> [Exercise aim]
For every entry that follows, return an identical copy.

(Figure collection entries)
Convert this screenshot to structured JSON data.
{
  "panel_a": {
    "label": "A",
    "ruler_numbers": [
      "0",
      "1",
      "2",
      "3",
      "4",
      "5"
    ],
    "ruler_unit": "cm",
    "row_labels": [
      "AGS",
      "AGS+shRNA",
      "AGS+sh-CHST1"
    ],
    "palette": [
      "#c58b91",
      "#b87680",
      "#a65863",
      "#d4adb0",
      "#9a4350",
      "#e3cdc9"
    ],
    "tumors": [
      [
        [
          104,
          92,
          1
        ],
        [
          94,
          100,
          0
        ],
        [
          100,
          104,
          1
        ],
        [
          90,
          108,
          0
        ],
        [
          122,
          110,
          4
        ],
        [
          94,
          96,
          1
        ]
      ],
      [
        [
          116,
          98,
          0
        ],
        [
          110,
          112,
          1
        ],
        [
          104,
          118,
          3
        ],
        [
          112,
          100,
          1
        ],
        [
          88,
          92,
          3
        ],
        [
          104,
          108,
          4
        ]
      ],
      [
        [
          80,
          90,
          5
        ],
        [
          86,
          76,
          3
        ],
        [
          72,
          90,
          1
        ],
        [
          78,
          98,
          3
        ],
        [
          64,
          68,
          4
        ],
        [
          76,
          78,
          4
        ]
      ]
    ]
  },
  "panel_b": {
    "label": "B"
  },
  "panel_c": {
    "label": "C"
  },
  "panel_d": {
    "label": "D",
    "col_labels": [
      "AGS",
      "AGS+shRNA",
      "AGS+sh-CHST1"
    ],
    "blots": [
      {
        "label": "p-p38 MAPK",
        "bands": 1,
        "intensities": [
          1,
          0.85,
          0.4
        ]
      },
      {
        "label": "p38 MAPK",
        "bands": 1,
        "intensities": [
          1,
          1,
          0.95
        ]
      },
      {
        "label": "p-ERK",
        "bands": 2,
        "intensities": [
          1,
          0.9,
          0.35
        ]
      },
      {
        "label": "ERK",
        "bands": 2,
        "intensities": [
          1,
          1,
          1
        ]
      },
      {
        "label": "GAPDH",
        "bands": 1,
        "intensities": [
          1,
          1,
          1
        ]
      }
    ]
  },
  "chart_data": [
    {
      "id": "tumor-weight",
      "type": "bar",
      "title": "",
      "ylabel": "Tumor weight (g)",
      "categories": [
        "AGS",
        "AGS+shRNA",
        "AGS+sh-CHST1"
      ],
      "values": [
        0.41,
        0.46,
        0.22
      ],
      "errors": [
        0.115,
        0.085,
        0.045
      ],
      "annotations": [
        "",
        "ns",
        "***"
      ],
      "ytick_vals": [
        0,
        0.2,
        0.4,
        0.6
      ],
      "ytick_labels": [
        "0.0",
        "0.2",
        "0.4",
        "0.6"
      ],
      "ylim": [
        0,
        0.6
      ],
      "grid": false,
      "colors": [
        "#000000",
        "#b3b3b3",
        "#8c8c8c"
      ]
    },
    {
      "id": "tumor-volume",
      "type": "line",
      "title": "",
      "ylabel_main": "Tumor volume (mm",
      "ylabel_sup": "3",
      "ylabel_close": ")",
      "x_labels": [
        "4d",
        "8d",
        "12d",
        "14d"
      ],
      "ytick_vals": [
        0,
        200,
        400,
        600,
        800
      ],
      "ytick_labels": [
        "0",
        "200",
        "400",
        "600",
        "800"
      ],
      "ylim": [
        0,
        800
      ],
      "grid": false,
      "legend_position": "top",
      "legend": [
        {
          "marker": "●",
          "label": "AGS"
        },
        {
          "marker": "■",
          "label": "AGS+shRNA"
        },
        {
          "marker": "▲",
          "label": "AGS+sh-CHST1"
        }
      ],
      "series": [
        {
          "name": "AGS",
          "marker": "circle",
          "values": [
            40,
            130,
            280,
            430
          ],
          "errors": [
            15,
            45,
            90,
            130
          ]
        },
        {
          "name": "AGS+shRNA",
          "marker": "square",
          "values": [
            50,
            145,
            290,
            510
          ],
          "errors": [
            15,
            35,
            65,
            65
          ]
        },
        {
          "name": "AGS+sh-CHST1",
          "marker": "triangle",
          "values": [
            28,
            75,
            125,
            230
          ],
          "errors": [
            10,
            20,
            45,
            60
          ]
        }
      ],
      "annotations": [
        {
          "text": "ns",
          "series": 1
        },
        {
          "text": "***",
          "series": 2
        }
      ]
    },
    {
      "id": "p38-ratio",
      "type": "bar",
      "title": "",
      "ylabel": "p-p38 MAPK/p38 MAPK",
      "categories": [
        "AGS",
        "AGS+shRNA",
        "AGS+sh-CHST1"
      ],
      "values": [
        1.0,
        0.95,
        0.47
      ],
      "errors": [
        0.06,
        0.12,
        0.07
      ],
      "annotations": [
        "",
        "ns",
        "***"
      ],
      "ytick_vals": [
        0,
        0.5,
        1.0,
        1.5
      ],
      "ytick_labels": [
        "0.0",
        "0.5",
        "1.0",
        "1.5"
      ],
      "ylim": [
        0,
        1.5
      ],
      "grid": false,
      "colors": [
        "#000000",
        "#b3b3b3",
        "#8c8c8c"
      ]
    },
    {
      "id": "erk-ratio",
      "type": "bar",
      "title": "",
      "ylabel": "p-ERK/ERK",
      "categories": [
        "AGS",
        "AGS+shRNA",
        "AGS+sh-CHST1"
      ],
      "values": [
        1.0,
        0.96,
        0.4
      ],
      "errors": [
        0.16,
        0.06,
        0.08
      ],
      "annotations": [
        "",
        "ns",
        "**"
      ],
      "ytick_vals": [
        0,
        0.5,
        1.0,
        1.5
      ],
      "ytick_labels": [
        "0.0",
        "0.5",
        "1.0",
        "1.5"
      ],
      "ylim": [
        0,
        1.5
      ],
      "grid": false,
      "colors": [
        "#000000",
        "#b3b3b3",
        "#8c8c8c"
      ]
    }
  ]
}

> [Response below]
Convert this screenshot to structured JSON data.
{
  "panel_a": {
    "label": "A",
    "ruler_numbers": [
      "0",
      "1",
      "2",
      "3",
      "4",
      "5"
    ],
    "ruler_unit": "cm",
    "row_labels": [
      "AGS",
      "AGS+shRNA",
      "AGS+sh-CHST1"
    ],
    "palette": [
      "#c58b91",
      "#b87680",
      "#a65863",
      "#d4adb0",
      "#9a4350",
      "#e3cdc9"
    ],
    "tumors": [
      [
        [
          104,
          92,
          1
        ],
        [
          94,
          100,
          0
        ],
        [
          100,
          104,
          1
        ],
        [
          90,
          108,
          0
        ],
        [
          122,
          110,
          4
        ],
        [
          94,
          96,
          1
        ]
      ],
      [
        [
          116,
          98,
          0
        ],
        [
          110,
          112,
          1
        ],
        [
          104,
          118,
          3
        ],
        [
          112,
          100,
          1
        ],
        [
          88,
          92,
          3
        ],
        [
          104,
          108,
          4
        ]
      ],
      [
        [
          80,
          90,
          5
        ],
        [
          86,
          76,
          3
        ],
        [
          72,
          90,
          1
        ],
        [
          78,
          98,
          3
        ],
        [
          64,
          68,
          4
        ],
        [
          76,
          78,
          4
        ]
      ]
    ]
  },
  "panel_b": {
    "label": "B"
  },
  "panel_c": {
    "label": "C"
  },
  "panel_d": {
    "label": "D",
    "col_labels": [
      "AGS",
      "AGS+shRNA",
      "AGS+sh-CHST1"
    ],
    "blots": [
      {
        "label": "p-p38 MAPK",
        "bands": 1,
        "intensities": [
          1,
          0.85,
          0.4
        ]
      },
      {
        "label": "p38 MAPK",
        "bands": 1,
        "intensities": [
          1,
          1,
          0.95
        ]
      },
      {
        "label": "p-ERK",
        "bands": 2,
        "intensities": [
          1,
          0.9,
          0.35
        ]
      },
      {
        "label": "ERK",
        "bands": 2,
        "intensities": [
          1,
          1,
          1
        ]
      },
      {
        "label": "GAPDH",
        "bands": 1,
        "intensities": [
          1,
          1,
          1
        ]
      }
    ]
  },
  "chart_data": [
    {
      "id": "tumor-weight",
      "type": "bar",
      "title": "",
      "ylabel": "Tumor weight (g)",
      "categories": [
        "AGS",
        "AGS+shRNA",
        "AGS+sh-CHST1"
      ],
      "values": [
        0.41,
        0.46,
        0.22
      ],
      "errors": [
        0.115,
        0.085,
        0.045
      ],
      "annotations": [
        "",
        "ns",
        "***"
      ],
      "ytick_vals": [
        0,
        0.2,
        0.4,
        0.6
      ],
      "ytick_labels": [
        "0.0",
        "0.2",
        "0.4",
        "0.6"
      ],
      "ylim": [
        0,
        0.6
      ],
      "grid": false,
      "colors": [
        "#000000",
        "#b3b3b3",
        "#8c8c8c"
      ]
    },
    {
      "id": "tumor-volume",
      "type": "line",
      "title": "",
      "ylabel_main": "Tumor volume (mm",
      "ylabel_sup": "3",
      "ylabel_close": ")",
      "x_labels": [
        "4d",
        "8d",
        "12d",
        "14d"
      ],
      "ytick_vals": [
        0,
        200,
        400,
        600,
        800
      ],
      "ytick_labels": [
        "0",
        "200",
        "400",
        "600",
        "800"
      ],
      "ylim": [
        0,
        800
      ],
      "grid": false,
      "legend_position": "top",
      "legend": [
        {
          "marker": "●",
          "label": "AGS"
        },
        {
          "marker": "■",
          "label": "AGS+shRNA"
        },
        {
          "marker": "▲",
          "label": "AGS+sh-CHST1"
        }
      ],
      "series": [
        {
          "name": "AGS",
          "marker": "circle",
          "values": [
            40,
            130,
            280,
            430
          ],
          "errors": [
            15,
            45,
            90,
            130
          ]
        },
        {
          "name": "AGS+shRNA",
          "marker": "square",
          "values": [
            50,
            145,
            290,
            510
          ],
          "errors": [
            15,
            35,
            65,
            65
          ]
        },
        {
          "name": "AGS+sh-CHST1",
          "marker": "triangle",
          "values": [
            28,
            75,
            125,
            230
          ],
          "errors": [
            10,
            20,
            45,
            60
          ]
        }
      ],
      "annotations": [
        {
          "text": "ns",
          "series": 1
        },
        {
          "text": "***",
          "series": 2
        }
      ]
    },
    {
      "id": "p38-ratio",
      "type": "bar",
      "title": "",
      "ylabel": "p-p38 MAPK/p38 MAPK",
      "categories": [
        "AGS",
        "AGS+shRNA",
        "AGS+sh-CHST1"
      ],
      "values": [
        1.0,
        0.95,
        0.47
      ],
      "errors": [
        0.06,
        0.12,
        0.07
      ],
      "annotations": [
        "",
        "ns",
        "***"
      ],
      "ytick_vals": [
        0,
        0.5,
        1.0,
        1.5
      ],
      "ytick_labels": [
        "0.0",
        "0.5",
        "1.0",
        "1.5"
      ],
      "ylim": [
        0,
        1.5
      ],
      "grid": false,
      "colors": [
        "#000000",
        "#b3b3b3",
        "#8c8c8c"
      ]
    },
    {
      "id": "erk-ratio",
      "type": "bar",
      "title": "",
      "ylabel": "p-ERK/ERK",
      "categories": [
        "AGS",
        "AGS+shRNA",
        "AGS+sh-CHST1"
      ],
      "values": [
        1.0,
        0.96,
        0.4
      ],
      "errors": [
        0.16,
        0.06,
        0.08
      ],
      "annotations": [
        "",
        "ns",
        "**"
      ],
      "ytick_vals": [
        0,
        0.5,
        1.0,
        1.5
      ],
      "ytick_labels": [
        "0.0",
        "0.5",
        "1.0",
        "1.5"
      ],
      "ylim": [
        0,
        1.5
      ],
      "grid": false,
      "colors": [
        "#000000",
        "#b3b3b3",
        "#8c8c8c"
      ]
    }
  ]
}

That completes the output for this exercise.